Wherever the string "向左平移" appears in a line, extract that line.

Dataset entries
===============
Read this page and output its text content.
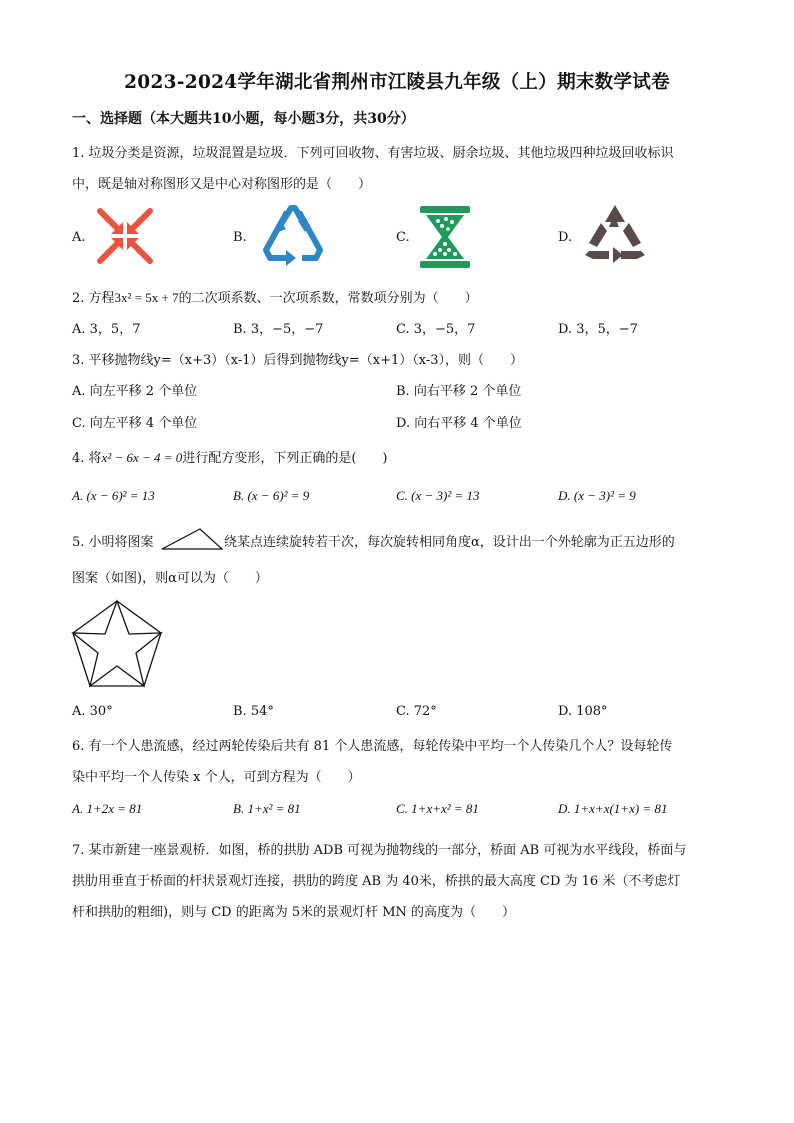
2023-2024学年湖北省荆州市江陵县九年级（上）期末数学试卷
一、选择题（本大题共10小题，每小题3分，共30分）
1. 垃圾分类是资源，垃圾混置是垃圾．下列可回收物、有害垃圾、厨余垃圾、其他垃圾四种垃圾回收标识
中，既是轴对称图形又是中心对称图形的是（　　）
A.	B.	C.	D.
2. 方程3x² = 5x + 7的二次项系数、一次项系数，常数项分别为（　　）
A. 3，5，7	B. 3，−5，−7	C. 3，−5，7	D. 3，5，−7
3. 平移抛物线y=（x+3）（x-1）后得到抛物线y=（x+1）（x-3），则（　　）
A. 向左平移 2 个单位	B. 向右平移 2 个单位
C. 向左平移 4 个单位	D. 向右平移 4 个单位
4. 将x² − 6x − 4 = 0进行配方变形，下列正确的是(　　)
A. (x − 6)² = 13	B. (x − 6)² = 9	C. (x − 3)² = 13	D. (x − 3)² = 9
5. 小明将图案	绕某点连续旋转若干次，每次旋转相同角度α，设计出一个外轮廓为正五边形的
图案（如图)，则α可以为（　　）
A. 30°	B. 54°	C. 72°	D. 108°
6. 有一个人患流感，经过两轮传染后共有 81 个人患流感，每轮传染中平均一个人传染几个人？设每轮传
染中平均一个人传染 x 个人，可到方程为（　　）
A. 1+2x = 81	B. 1+x² = 81	C. 1+x+x² = 81	D. 1+x+x(1+x) = 81
7. 某市新建一座景观桥．如图，桥的拱肋 ADB 可视为抛物线的一部分，桥面 AB 可视为水平线段，桥面与
拱肋用垂直于桥面的杆状景观灯连接，拱肋的跨度 AB 为 40米，桥拱的最大高度 CD 为 16 米（不考虑灯
杆和拱肋的粗细)，则与 CD 的距离为 5米的景观灯杆 MN 的高度为（　　）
===============
WORKED SOLUTION:
A. 向左平移 2 个单位	B. 向右平移 2 个单位
C. 向左平移 4 个单位	D. 向右平移 4 个单位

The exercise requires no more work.